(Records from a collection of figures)
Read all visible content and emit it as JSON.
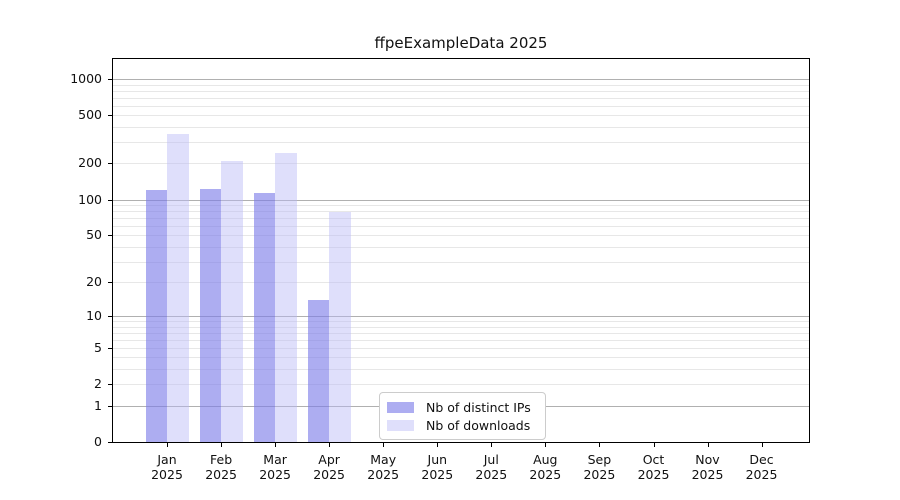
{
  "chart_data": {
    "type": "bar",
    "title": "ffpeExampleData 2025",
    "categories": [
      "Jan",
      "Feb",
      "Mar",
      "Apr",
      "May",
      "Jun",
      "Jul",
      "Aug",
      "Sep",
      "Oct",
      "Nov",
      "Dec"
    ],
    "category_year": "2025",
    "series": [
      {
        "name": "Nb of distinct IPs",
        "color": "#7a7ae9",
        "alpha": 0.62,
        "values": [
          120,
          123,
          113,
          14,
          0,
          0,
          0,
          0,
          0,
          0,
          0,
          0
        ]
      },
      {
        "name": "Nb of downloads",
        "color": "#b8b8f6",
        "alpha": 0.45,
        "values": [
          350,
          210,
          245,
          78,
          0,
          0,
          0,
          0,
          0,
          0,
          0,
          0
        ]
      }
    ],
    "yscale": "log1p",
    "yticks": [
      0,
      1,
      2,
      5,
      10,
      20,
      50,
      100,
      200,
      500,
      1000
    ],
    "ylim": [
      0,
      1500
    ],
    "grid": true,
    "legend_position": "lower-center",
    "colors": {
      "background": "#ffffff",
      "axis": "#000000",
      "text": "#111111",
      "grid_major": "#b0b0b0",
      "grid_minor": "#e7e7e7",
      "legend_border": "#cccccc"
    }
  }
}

Work instructions: Repeat the data in full and exactly. Omit pictures.

Response to this task:
Read all visible content and emit it as JSON.
{
  "chart_data": {
    "type": "bar",
    "title": "ffpeExampleData 2025",
    "categories": [
      "Jan",
      "Feb",
      "Mar",
      "Apr",
      "May",
      "Jun",
      "Jul",
      "Aug",
      "Sep",
      "Oct",
      "Nov",
      "Dec"
    ],
    "category_year": "2025",
    "series": [
      {
        "name": "Nb of distinct IPs",
        "color": "#7a7ae9",
        "alpha": 0.62,
        "values": [
          120,
          123,
          113,
          14,
          0,
          0,
          0,
          0,
          0,
          0,
          0,
          0
        ]
      },
      {
        "name": "Nb of downloads",
        "color": "#b8b8f6",
        "alpha": 0.45,
        "values": [
          350,
          210,
          245,
          78,
          0,
          0,
          0,
          0,
          0,
          0,
          0,
          0
        ]
      }
    ],
    "yscale": "log1p",
    "yticks": [
      0,
      1,
      2,
      5,
      10,
      20,
      50,
      100,
      200,
      500,
      1000
    ],
    "ylim": [
      0,
      1500
    ],
    "grid": true,
    "legend_position": "lower-center",
    "colors": {
      "background": "#ffffff",
      "axis": "#000000",
      "text": "#111111",
      "grid_major": "#b0b0b0",
      "grid_minor": "#e7e7e7",
      "legend_border": "#cccccc"
    }
  }
}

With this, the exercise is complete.